_Data entries:_

____________

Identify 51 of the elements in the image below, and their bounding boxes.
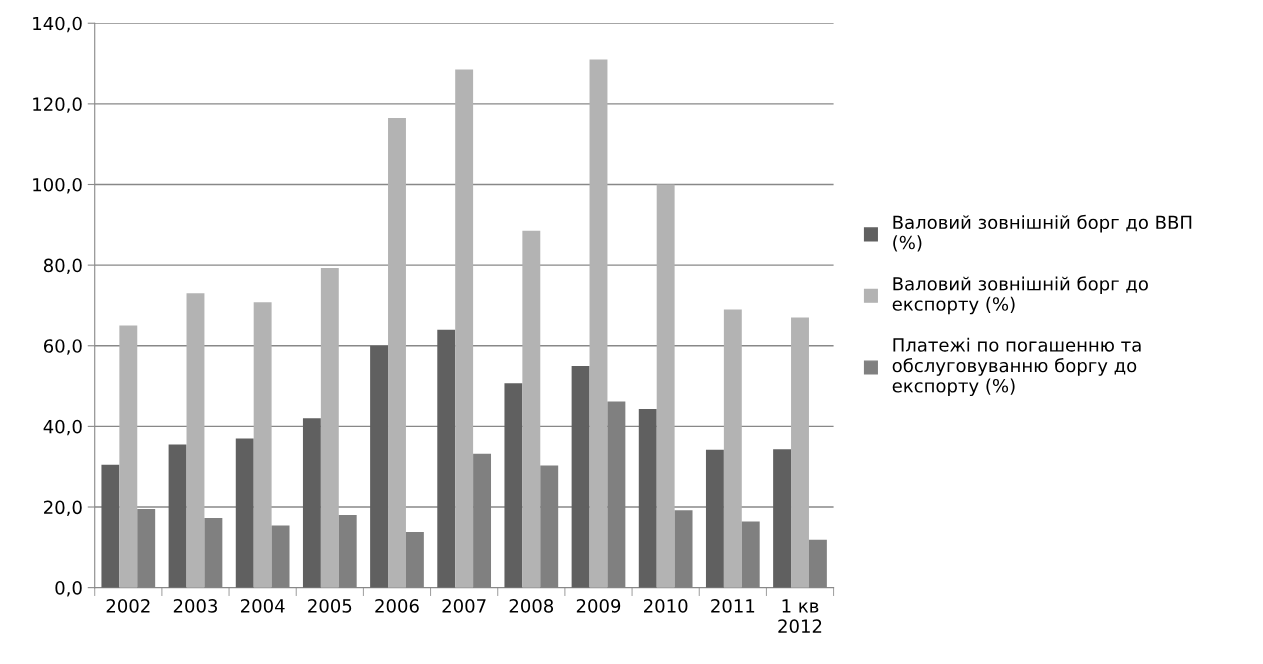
x-tick-label: 2011 bbox=[711, 599, 755, 613]
bar bbox=[674, 510, 693, 588]
x-tick-label: 2010 bbox=[644, 599, 688, 613]
x-tick-label: 2004 bbox=[240, 599, 285, 613]
x-tick-label: 2009 bbox=[576, 599, 621, 613]
bar bbox=[773, 449, 792, 588]
x-tick-label: 2003 bbox=[173, 599, 218, 613]
y-tick-label: 20,0 bbox=[44, 500, 82, 516]
bar bbox=[235, 438, 254, 588]
bar bbox=[723, 309, 742, 588]
bar bbox=[589, 59, 608, 588]
bar bbox=[320, 267, 339, 588]
x-tick-label: 2005 bbox=[308, 599, 352, 613]
bar bbox=[437, 329, 456, 588]
bar bbox=[522, 230, 541, 588]
x-tick-label: 2007 bbox=[442, 599, 486, 613]
bar bbox=[101, 464, 120, 588]
bar bbox=[168, 444, 187, 588]
bar bbox=[370, 345, 389, 588]
bar bbox=[455, 69, 474, 588]
x-tick-label: 2002 bbox=[106, 599, 150, 613]
bar bbox=[741, 521, 760, 588]
x-tick-label: 2008 bbox=[509, 599, 554, 613]
bar bbox=[271, 525, 290, 588]
legend-label: Валовий зовнішній борг до ВВП (%) bbox=[893, 214, 1192, 252]
x-tick-label: 1 кв 2012 bbox=[778, 599, 822, 633]
legend-label: Платежі по погашенню та обслуговуванню боргу до експорту (%) bbox=[892, 337, 1141, 397]
bar bbox=[119, 325, 138, 588]
bar bbox=[405, 532, 424, 588]
bar bbox=[338, 515, 357, 588]
y-tick-label: 100,0 bbox=[33, 177, 82, 194]
bar bbox=[638, 409, 657, 588]
bar bbox=[388, 117, 406, 588]
y-tick-label: 120,0 bbox=[33, 97, 82, 113]
bar bbox=[656, 184, 675, 588]
bar bbox=[204, 517, 223, 588]
bar bbox=[504, 383, 523, 588]
y-tick-label: 140,0 bbox=[33, 16, 82, 33]
y-tick-label: 60,0 bbox=[43, 339, 82, 355]
bar bbox=[302, 418, 321, 588]
legend-label: Валовий зовнішній борг до експорту (%) bbox=[892, 276, 1148, 315]
bar bbox=[253, 302, 272, 588]
bar bbox=[571, 365, 590, 588]
bar bbox=[791, 317, 809, 588]
bar bbox=[186, 293, 205, 588]
y-tick-label: 0,0 bbox=[55, 581, 82, 597]
y-tick-label: 80,0 bbox=[43, 258, 82, 275]
y-tick-label: 40,0 bbox=[43, 419, 82, 436]
bar bbox=[808, 539, 827, 588]
bar bbox=[705, 449, 724, 588]
x-tick-label: 2006 bbox=[375, 599, 419, 613]
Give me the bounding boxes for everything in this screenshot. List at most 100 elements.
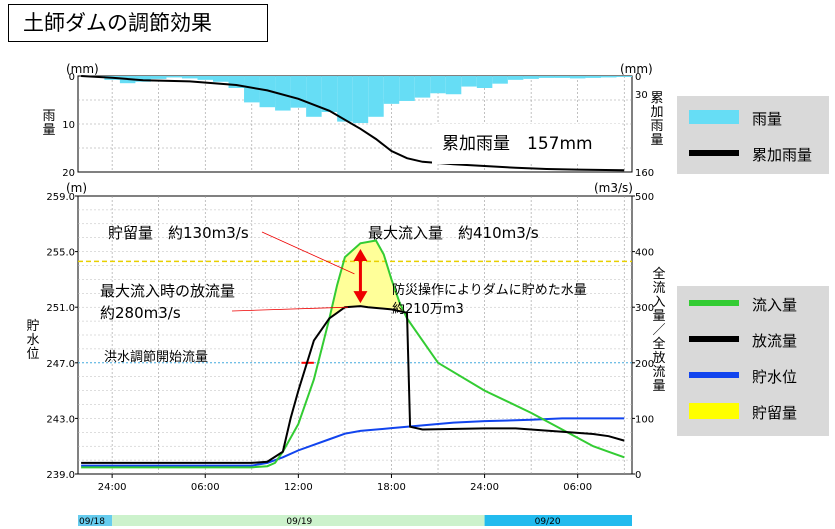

____________

_Exercise details:_ Can you recast every line of the items above as a Markdown table with the columns Row and Line, numbering each row, skipping blank lines and leaving the pictures out?

_Response below:_
| Row | Line |
|---|---|
| 1 | Identify 51 of the elements in the image below, and their bounding boxes. |
| 2 | x-tick-label: 2011 bbox=[711, 599, 755, 613] |
| 3 | bar bbox=[674, 510, 693, 588] |
| 4 | x-tick-label: 2010 bbox=[644, 599, 688, 613] |
| 5 | x-tick-label: 2004 bbox=[240, 599, 285, 613] |
| 6 | x-tick-label: 2009 bbox=[576, 599, 621, 613] |
| 7 | bar bbox=[773, 449, 792, 588] |
| 8 | x-tick-label: 2003 bbox=[173, 599, 218, 613] |
| 9 | y-tick-label: 20,0 bbox=[44, 500, 82, 516] |
| 10 | bar bbox=[235, 438, 254, 588] |
| 11 | bar bbox=[723, 309, 742, 588] |
| 12 | bar bbox=[589, 59, 608, 588] |
| 13 | bar bbox=[320, 267, 339, 588] |
| 14 | x-tick-label: 2005 bbox=[308, 599, 352, 613] |
| 15 | bar bbox=[437, 329, 456, 588] |
| 16 | bar bbox=[522, 230, 541, 588] |
| 17 | x-tick-label: 2007 bbox=[442, 599, 486, 613] |
| 18 | bar bbox=[101, 464, 120, 588] |
| 19 | bar bbox=[168, 444, 187, 588] |
| 20 | bar bbox=[370, 345, 389, 588] |
| 21 | bar bbox=[455, 69, 474, 588] |
| 22 | x-tick-label: 2002 bbox=[106, 599, 150, 613] |
| 23 | bar bbox=[741, 521, 760, 588] |
| 24 | x-tick-label: 2008 bbox=[509, 599, 554, 613] |
| 25 | bar bbox=[271, 525, 290, 588] |
| 26 | legend-label: Валовий зовнішній борг до ВВП (%) bbox=[893, 214, 1192, 252] |
| 27 | x-tick-label: 1 кв 2012 bbox=[778, 599, 822, 633] |
| 28 | legend-label: Платежі по погашенню та обслуговуванню боргу до експорту (%) bbox=[892, 337, 1141, 397] |
| 29 | bar bbox=[119, 325, 138, 588] |
| 30 | bar bbox=[405, 532, 424, 588] |
| 31 | bar bbox=[338, 515, 357, 588] |
| 32 | y-tick-label: 100,0 bbox=[33, 177, 82, 194] |
| 33 | bar bbox=[638, 409, 657, 588] |
| 34 | bar bbox=[388, 117, 406, 588] |
| 35 | y-tick-label: 120,0 bbox=[33, 97, 82, 113] |
| 36 | bar bbox=[656, 184, 675, 588] |
| 37 | bar bbox=[204, 517, 223, 588] |
| 38 | bar bbox=[504, 383, 523, 588] |
| 39 | y-tick-label: 140,0 bbox=[33, 16, 82, 33] |
| 40 | y-tick-label: 60,0 bbox=[43, 339, 82, 355] |
| 41 | bar bbox=[302, 418, 321, 588] |
| 42 | legend-label: Валовий зовнішній борг до експорту (%) bbox=[892, 276, 1148, 315] |
| 43 | bar bbox=[253, 302, 272, 588] |
| 44 | bar bbox=[571, 365, 590, 588] |
| 45 | bar bbox=[791, 317, 809, 588] |
| 46 | bar bbox=[186, 293, 205, 588] |
| 47 | y-tick-label: 0,0 bbox=[55, 581, 82, 597] |
| 48 | y-tick-label: 80,0 bbox=[43, 258, 82, 275] |
| 49 | y-tick-label: 40,0 bbox=[43, 419, 82, 436] |
| 50 | bar bbox=[808, 539, 827, 588] |
| 51 | bar bbox=[705, 449, 724, 588] |
| 52 | x-tick-label: 2006 bbox=[375, 599, 419, 613] |
| 53 | Give me the bounding boxes for everything in this screenshot. List at most 100 elements. |